## Provided data
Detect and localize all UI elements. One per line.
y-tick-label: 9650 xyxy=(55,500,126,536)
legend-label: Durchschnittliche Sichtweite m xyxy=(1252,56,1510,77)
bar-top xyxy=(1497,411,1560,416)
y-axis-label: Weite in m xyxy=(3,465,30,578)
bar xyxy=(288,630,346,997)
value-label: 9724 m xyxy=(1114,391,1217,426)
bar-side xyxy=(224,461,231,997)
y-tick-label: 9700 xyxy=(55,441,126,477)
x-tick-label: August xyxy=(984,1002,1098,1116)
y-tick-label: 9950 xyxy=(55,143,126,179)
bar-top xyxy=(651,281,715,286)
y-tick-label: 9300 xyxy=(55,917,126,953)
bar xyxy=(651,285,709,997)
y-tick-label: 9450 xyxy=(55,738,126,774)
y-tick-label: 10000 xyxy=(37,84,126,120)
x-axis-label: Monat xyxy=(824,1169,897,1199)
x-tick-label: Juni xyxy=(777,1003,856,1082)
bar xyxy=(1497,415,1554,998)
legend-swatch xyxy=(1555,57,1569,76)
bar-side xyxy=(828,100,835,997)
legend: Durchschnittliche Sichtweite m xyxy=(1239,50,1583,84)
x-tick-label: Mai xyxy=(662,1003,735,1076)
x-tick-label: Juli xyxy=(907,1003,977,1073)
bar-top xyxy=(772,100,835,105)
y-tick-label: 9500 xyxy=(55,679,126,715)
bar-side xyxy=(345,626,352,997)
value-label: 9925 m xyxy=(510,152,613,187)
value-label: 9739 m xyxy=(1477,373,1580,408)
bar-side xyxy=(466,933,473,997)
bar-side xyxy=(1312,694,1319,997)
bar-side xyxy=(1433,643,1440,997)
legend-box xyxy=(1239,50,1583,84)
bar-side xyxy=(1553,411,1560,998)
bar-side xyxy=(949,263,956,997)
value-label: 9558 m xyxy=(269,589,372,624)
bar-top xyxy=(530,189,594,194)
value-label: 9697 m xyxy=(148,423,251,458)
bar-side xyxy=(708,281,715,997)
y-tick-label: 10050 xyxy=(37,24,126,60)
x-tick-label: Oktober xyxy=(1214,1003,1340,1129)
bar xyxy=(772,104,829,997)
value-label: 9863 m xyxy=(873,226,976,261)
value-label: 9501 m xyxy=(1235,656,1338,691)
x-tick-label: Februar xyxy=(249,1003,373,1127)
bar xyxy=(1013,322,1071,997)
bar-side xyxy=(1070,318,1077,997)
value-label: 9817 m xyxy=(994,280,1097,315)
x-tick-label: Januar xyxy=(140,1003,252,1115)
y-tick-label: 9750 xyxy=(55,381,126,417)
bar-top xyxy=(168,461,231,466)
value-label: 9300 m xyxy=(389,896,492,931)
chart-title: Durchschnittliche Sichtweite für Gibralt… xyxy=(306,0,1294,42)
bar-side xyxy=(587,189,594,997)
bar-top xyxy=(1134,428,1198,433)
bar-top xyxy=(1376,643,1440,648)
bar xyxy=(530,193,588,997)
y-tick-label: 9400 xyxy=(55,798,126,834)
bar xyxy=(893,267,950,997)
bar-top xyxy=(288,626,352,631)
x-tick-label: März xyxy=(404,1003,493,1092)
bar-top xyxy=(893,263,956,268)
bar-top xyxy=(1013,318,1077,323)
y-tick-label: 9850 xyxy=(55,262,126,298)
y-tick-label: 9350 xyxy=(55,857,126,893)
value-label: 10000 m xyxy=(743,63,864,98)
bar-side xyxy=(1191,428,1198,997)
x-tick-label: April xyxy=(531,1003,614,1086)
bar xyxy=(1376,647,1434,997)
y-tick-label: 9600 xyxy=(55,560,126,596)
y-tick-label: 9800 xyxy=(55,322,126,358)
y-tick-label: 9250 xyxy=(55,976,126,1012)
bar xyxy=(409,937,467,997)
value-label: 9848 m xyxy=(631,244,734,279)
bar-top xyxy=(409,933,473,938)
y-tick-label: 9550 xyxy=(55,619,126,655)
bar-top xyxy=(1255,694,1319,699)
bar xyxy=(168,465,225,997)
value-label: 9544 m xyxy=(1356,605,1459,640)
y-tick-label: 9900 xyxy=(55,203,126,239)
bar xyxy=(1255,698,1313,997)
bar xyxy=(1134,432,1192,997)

## Given problem
Gather every line of the listing above that contains the string "axis".

## Answer below
y-axis-label: Weite in m xyxy=(3,465,30,578)
x-axis-label: Monat xyxy=(824,1169,897,1199)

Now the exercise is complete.